■ Goal ■
In the Active Directory restore excerpt, what two modes does it give for restoring AD system state data from a backup tape?

■ Excerpt ■

The most important part of your backup strategy should have a restore focus, and should start with what you can restore rather than baking up.  Indecently it is good practice to work backwards starting at the point where you have a working environment and then trying to replicate it on another environment.  You will then quickly distinguish what you need to reinstate, and by using this approach you will comprehend what you need to backup.

For those of you that have missed any of the first three articles in this Active Directory series may click on the following links: Part 1, Part 2, Part 3. 

Restoring the Active Directory

There are two methods for restoring the Active Directory.

  1. Replication restores.  Reinstalling the failed Windows 2000 domain controller, allowing the other domain controllers to populate the Active Directory through the normal replication process.  This is not a good restore strategy as the whole site could go down.
  2. Restoring Active Directory from the backup media. Using the backed up system state. This restores AD to the state that it was in at the time of the last backup.

Replication Restore.

Scenario:  You have an Active directory system running with more than three domain controllers.  One of the domain controllers experiences problems and is not performing as it should and later that day terminates service.  The other domain controllers are still in tact and are functioning normally.

1.   Reformat the faulty domain controller and reinstall Windows 2000 onto it.  Let remaining Windows 2000 domain controllers populate the database on the newly reinstalled server through replication.

2.   After adding the new windows 2000 AD server to the domain click on start then Programs, Administrative Tools then Active Directory Sites And Services on an existing domain controller. Delete any references to the broken domain controller.


Figure 1a: The diagram above represents where the changes should be made.

The backup restore.

If you backup frequently you are less likely to loose data.   Restoring data form a bakup should be done on a regular scheduled basis and depending on the sensitivity of the data you should restore it very often. When restoring from the backup the Active Directory will be reinstated to the state it was in at the time of the last backup.

There are two modes when restoring the AD system state data from a backup tape

1.   authoritative restore
2.   nonauthoritative restore.

■ Data shown ■
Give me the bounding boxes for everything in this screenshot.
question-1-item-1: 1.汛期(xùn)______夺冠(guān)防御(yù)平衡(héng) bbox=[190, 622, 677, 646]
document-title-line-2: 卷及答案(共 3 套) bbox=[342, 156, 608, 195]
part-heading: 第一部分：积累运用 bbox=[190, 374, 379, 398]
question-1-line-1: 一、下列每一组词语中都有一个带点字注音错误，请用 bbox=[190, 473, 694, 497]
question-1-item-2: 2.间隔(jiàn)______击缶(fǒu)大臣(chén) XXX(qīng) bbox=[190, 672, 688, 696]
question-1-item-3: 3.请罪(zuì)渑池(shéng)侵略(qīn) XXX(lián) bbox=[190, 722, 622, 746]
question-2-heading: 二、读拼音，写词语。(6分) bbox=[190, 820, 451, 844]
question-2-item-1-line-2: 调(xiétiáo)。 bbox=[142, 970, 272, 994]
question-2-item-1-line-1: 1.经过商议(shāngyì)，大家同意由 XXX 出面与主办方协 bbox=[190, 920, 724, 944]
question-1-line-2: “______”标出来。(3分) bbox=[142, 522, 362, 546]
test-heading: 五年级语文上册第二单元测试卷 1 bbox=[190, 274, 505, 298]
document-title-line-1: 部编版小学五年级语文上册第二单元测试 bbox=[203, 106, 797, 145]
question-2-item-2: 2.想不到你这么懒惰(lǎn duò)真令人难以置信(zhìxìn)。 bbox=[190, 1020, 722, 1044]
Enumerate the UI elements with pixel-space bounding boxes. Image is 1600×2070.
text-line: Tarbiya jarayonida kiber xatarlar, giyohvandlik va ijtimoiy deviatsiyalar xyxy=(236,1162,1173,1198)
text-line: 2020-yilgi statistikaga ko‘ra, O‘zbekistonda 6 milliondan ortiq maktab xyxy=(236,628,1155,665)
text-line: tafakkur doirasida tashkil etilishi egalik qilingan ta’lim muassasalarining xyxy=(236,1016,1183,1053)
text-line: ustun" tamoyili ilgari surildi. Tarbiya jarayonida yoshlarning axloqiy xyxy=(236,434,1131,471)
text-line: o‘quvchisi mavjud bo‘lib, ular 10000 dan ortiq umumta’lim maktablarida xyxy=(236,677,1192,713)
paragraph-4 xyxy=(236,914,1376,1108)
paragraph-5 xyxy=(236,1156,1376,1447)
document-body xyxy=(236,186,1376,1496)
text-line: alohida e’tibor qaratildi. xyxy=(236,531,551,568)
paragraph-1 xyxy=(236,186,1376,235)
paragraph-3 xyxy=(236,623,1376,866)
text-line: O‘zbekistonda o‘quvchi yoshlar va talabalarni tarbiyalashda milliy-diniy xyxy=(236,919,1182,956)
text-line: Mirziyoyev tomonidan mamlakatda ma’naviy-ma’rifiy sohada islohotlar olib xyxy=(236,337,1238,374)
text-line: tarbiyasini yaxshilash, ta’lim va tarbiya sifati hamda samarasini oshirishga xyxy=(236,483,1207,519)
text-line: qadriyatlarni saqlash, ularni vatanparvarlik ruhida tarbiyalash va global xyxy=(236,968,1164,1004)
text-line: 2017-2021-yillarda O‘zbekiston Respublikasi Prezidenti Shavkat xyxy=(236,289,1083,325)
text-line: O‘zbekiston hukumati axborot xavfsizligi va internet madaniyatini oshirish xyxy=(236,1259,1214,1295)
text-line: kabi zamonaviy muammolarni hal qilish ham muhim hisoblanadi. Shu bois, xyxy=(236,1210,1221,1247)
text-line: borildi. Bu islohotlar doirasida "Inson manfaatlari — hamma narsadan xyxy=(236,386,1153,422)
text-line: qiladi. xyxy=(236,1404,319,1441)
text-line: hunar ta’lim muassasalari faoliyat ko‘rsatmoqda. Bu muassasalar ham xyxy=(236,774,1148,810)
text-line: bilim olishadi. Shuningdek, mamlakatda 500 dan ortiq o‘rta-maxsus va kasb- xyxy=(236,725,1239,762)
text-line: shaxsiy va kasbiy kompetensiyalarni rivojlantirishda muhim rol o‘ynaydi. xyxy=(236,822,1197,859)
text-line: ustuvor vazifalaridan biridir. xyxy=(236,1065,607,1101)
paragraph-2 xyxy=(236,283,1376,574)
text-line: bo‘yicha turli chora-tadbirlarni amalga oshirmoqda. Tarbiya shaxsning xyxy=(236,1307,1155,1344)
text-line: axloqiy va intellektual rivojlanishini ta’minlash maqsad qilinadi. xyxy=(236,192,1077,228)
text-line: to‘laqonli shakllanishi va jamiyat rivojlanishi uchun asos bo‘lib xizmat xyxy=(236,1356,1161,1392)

■ Solved problem ■
Authoritative restore and nonauthoritative restore.